Указание A:
Напечатайте дословно фрагмент избранного отрывка ниже, который открывается словами, содержащими «Ключевым для авторской», и завершается словами «мерзость — скука!».

┄┄┄┄┄┄┄┄┄┄┄┄┄┄┄┄┄┄┄┄

Может быть, Курицын и рад “играть с дискурсом” российского боевика — да не знает как. И история про новый наркотик акварель, и боевые похождения фээсбэшника Матадора с его любовью к провинциальной девушке Арине, приехавшей в Москву за славой и впечатлениями, и ходульно-обязательная сюжетная канва с битвой силовых ведомств за власть и рынок (наркотиков, понятное дело), и любимые курицынские идеи о легализации легких наркотиков, и стеб а ля Пелевин на тему потребления кокаина советскими чекистами или же экзотических обрядов африканских племен — все это прежде всего скучно.
Ключевым для авторской концепции можно считать один из эпизодов романа: описание “тошнотворного шоу”. Шоу, прямо скажем, нехитрое. Участников двое — мужчина и женщина. На протяжении 66 минут он непрерывно ест. Из ее рук. А после кормления — она раздевается, он на нее блюет и они сливаются в объятьях. В зале смех и крики восторгов. Автор этой замечательной постановки идет к выходу и не без удовольствия думает про себя: “Какая мерзость”.
Ладно бы мерзость — скука!

┄┄┄┄┄┄┄┄┄┄┄┄┄┄┄┄┄┄┄┄

Указание B:
Выведите без каких-либо изменений только те строки записей ниже, которые идут от строки, содержащей «z-tick-mark — [171, 405, 181, 410]», до строки, содержащей «z-tick-label: 0.030 — [128, 207, 166, 224]». Обе крайние строки включаются.

Входные данные:
┄┄┄┄┄┄┄┄┄┄┄┄┄┄┄┄┄┄┄┄

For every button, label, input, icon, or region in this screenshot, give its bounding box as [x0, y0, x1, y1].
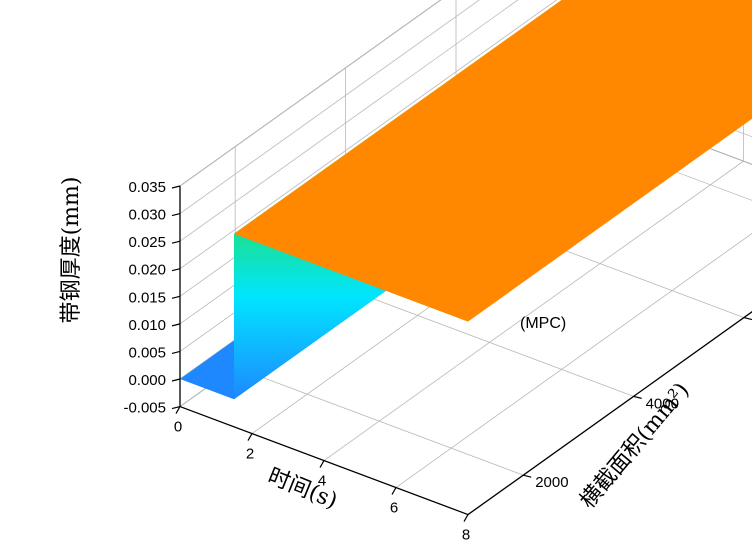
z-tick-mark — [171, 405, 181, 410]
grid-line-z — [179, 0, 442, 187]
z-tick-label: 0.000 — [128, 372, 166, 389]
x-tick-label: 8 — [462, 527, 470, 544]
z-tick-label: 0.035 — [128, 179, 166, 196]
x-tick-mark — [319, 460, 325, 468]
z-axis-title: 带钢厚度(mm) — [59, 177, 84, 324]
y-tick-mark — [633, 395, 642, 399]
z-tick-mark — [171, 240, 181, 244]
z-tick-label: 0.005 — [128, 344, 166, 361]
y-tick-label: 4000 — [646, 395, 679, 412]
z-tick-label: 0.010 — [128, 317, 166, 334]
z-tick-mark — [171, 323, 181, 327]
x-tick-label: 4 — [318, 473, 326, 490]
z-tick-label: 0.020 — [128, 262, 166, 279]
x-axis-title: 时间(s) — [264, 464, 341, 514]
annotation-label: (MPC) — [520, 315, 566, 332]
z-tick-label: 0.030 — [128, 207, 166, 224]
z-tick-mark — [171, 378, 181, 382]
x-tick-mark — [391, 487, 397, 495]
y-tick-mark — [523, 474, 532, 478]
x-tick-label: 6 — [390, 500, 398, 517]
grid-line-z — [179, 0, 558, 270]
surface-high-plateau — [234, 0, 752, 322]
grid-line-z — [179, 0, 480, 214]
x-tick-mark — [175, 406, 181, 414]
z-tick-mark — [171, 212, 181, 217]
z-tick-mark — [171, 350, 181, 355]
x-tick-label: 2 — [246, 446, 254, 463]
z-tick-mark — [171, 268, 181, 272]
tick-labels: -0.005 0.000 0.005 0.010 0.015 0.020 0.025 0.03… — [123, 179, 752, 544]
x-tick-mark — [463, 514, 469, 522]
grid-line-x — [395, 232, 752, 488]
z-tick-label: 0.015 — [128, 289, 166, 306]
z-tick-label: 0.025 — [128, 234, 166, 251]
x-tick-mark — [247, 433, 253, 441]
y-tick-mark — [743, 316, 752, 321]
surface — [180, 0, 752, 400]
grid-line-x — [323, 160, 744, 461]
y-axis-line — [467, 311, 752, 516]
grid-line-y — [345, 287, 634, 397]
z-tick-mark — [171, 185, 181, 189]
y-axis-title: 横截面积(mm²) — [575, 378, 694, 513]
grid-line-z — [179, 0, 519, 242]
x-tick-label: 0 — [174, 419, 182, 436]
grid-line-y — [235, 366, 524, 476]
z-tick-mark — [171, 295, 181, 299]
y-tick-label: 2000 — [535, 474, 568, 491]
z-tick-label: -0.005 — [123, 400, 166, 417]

┄┄┄┄┄┄┄┄┄┄┄┄┄┄┄┄┄┄┄┄

Полный ответ A:
Ключевым для авторской концепции можно считать один из эпизодов романа: описание “тошнотворного шоу”. Шоу, прямо скажем, нехитрое. Участников двое — мужчина и женщина. На протяжении 66 минут он непрерывно ест. Из ее рук. А после кормления — она раздевается, он на нее блюет и они сливаются в объятьях. В зале смех и крики восторгов. Автор этой замечательной постановки идет к выходу и не без удовольствия думает про себя: “Какая мерзость”.
Ладно бы мерзость — скука!

Полный ответ B:
z-tick-mark — [171, 405, 181, 410]
grid-line-z — [179, 0, 442, 187]
z-tick-label: 0.000 — [128, 372, 166, 389]
x-tick-label: 8 — [462, 527, 470, 544]
z-tick-label: 0.035 — [128, 179, 166, 196]
x-tick-mark — [319, 460, 325, 468]
z-axis-title: 带钢厚度(mm) — [59, 177, 84, 324]
y-tick-mark — [633, 395, 642, 399]
z-tick-mark — [171, 240, 181, 244]
z-tick-label: 0.005 — [128, 344, 166, 361]
y-tick-label: 4000 — [646, 395, 679, 412]
z-tick-label: 0.010 — [128, 317, 166, 334]
z-tick-mark — [171, 323, 181, 327]
x-tick-label: 4 — [318, 473, 326, 490]
z-tick-label: 0.020 — [128, 262, 166, 279]
x-axis-title: 时间(s) — [264, 464, 341, 514]
annotation-label: (MPC) — [520, 315, 566, 332]
z-tick-label: 0.030 — [128, 207, 166, 224]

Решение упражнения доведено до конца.